--- Entries ---
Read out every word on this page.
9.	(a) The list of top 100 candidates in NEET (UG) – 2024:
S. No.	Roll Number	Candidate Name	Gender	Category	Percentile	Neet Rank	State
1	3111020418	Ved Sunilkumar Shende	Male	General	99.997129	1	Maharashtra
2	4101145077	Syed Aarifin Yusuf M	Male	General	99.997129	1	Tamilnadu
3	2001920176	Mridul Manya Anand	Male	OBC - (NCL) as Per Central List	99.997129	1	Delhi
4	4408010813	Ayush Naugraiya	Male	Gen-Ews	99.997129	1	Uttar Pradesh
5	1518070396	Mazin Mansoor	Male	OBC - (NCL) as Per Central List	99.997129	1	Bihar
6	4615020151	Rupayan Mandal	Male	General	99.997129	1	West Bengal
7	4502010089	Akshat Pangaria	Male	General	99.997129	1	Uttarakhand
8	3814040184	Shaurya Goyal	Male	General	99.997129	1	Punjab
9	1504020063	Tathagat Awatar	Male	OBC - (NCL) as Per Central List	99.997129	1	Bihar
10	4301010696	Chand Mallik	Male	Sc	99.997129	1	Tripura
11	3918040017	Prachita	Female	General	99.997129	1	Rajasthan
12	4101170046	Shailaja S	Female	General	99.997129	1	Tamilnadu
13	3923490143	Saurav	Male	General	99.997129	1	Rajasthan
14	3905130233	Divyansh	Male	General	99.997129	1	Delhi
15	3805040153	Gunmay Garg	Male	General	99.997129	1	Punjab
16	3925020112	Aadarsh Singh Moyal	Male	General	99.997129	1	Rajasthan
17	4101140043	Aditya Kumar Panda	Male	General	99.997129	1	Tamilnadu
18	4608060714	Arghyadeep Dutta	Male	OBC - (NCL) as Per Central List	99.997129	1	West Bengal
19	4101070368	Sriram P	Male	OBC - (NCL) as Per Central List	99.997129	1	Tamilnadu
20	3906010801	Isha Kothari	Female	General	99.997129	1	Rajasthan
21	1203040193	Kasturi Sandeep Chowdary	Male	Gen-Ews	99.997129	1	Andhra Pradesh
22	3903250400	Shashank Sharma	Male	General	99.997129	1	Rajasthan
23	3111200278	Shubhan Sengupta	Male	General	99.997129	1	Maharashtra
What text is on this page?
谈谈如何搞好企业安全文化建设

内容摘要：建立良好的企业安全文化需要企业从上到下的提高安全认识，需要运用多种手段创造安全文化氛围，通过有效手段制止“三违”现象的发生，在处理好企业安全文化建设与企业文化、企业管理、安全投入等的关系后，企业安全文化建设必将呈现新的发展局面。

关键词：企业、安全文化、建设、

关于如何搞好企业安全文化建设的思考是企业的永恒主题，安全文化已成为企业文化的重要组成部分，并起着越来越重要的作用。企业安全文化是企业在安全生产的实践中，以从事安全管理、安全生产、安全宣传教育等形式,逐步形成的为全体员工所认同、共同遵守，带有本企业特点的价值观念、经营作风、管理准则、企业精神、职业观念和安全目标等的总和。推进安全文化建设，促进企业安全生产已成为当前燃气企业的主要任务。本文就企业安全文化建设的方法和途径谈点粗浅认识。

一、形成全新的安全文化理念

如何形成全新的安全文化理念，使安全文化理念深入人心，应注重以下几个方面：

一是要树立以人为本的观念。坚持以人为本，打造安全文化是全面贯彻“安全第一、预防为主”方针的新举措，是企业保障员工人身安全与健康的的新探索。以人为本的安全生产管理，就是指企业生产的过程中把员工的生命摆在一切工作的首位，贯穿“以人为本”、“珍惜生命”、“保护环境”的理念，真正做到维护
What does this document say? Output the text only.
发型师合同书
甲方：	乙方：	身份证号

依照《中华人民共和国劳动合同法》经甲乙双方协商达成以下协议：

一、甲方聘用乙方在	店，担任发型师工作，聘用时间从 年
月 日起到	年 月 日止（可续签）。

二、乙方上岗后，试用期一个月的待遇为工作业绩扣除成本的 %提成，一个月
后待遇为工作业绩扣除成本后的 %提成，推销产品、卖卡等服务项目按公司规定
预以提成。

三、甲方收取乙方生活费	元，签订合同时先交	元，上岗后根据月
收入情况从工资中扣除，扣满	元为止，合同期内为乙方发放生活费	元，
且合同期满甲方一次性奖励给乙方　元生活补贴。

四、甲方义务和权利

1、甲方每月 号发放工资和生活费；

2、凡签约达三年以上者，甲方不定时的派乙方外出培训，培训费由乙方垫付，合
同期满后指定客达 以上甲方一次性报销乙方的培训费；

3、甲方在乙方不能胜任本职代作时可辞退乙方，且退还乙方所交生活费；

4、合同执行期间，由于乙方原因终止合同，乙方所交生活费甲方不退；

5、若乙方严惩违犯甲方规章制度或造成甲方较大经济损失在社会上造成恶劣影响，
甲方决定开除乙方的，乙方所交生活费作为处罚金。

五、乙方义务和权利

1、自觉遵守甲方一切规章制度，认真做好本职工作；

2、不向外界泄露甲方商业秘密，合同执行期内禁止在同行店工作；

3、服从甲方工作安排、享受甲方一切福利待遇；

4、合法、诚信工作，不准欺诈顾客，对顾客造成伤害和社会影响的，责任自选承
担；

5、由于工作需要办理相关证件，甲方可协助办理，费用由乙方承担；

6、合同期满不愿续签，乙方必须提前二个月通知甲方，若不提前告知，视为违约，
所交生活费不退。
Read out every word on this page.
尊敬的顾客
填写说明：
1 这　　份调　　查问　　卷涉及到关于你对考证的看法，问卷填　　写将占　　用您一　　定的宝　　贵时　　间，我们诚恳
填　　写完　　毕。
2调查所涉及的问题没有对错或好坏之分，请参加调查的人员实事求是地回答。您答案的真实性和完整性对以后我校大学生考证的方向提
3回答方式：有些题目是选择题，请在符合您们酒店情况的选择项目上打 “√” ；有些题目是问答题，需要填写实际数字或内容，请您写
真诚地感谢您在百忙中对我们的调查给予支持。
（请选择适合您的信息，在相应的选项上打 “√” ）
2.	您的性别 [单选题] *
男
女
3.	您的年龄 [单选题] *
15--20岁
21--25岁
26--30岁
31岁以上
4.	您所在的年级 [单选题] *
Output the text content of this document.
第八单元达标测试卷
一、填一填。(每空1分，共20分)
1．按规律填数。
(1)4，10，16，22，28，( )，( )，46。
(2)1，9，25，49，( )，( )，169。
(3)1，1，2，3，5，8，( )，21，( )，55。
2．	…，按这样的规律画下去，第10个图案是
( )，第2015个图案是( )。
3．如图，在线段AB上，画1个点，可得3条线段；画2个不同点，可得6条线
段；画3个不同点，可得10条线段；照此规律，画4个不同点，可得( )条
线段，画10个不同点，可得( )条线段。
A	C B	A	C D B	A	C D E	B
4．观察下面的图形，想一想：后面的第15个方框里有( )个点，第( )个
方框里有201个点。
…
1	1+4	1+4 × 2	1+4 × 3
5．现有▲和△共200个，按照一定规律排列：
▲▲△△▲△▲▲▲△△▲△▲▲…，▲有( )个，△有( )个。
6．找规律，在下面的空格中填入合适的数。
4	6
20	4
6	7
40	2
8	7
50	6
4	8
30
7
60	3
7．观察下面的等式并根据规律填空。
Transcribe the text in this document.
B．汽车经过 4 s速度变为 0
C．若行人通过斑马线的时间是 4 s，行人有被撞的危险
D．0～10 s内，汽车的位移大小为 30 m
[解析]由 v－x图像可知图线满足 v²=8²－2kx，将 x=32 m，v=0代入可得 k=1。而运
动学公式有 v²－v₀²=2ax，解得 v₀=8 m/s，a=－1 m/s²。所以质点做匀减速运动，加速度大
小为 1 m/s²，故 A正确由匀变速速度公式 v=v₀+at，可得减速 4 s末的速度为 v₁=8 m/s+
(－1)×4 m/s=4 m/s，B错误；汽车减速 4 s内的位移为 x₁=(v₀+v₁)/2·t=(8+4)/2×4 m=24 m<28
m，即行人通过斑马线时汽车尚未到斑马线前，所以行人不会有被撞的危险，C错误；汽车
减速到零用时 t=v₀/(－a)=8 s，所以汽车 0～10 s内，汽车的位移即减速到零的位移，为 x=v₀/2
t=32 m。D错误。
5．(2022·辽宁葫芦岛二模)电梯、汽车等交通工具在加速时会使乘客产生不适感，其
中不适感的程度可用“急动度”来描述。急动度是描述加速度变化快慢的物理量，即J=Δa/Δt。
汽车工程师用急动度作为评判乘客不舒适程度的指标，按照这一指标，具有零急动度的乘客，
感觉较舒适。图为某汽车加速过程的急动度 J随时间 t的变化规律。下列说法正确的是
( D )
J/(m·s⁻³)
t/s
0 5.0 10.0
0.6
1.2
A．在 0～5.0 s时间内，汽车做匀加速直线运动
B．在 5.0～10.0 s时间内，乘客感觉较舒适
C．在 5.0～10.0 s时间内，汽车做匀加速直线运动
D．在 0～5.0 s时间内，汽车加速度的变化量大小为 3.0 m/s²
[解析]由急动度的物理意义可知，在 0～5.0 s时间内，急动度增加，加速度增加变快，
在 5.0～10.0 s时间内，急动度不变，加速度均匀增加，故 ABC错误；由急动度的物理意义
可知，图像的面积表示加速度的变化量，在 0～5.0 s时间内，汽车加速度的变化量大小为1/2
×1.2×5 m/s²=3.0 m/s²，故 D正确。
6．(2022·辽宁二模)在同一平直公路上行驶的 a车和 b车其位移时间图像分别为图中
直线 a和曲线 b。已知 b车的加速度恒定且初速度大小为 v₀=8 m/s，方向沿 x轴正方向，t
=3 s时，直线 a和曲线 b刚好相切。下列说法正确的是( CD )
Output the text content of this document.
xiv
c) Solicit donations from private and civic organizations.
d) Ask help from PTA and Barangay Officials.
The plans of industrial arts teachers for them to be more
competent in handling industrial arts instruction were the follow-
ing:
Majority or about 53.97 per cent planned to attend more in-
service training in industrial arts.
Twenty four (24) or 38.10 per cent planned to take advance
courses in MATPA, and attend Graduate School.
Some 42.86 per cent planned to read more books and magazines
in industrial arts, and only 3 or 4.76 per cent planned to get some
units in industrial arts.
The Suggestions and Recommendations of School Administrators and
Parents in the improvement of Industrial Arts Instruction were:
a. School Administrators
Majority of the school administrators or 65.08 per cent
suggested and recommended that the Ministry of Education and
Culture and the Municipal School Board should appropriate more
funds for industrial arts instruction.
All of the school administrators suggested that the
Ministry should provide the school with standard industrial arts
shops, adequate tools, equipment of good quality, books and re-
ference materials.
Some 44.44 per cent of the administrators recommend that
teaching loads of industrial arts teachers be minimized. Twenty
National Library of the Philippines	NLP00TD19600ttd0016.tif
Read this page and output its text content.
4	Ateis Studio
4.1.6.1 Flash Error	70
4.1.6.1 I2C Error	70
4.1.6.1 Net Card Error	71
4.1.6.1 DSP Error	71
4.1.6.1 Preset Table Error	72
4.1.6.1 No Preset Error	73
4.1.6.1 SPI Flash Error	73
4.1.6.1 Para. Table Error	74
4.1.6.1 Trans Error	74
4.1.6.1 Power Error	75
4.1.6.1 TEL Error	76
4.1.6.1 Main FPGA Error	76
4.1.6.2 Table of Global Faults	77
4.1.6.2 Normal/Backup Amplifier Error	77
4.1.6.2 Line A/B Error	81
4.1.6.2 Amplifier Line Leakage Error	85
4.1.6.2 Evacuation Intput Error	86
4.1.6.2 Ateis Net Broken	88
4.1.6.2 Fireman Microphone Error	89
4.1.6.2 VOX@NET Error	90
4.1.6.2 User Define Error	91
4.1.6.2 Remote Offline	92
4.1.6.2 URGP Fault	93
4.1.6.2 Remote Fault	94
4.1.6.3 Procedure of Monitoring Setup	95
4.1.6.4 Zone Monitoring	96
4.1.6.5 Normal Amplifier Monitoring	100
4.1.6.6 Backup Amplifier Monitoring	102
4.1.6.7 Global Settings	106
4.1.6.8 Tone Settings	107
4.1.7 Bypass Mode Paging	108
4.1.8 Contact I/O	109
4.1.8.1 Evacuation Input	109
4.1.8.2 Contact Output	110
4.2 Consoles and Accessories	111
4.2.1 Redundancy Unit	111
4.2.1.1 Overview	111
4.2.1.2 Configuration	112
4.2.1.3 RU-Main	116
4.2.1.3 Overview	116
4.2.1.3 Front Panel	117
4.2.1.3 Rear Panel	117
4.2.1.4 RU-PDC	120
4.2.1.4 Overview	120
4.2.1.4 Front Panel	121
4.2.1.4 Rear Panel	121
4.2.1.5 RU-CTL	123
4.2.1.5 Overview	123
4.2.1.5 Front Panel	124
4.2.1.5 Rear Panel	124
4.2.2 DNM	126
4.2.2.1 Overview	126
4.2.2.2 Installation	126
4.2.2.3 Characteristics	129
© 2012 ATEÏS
---
◆ **Exercise goal**: Show every line in the entries where the string "teachers" occurs.

◆ **Response**:
The plans of industrial arts teachers for them to be more
teaching loads of industrial arts teachers be minimized. Twenty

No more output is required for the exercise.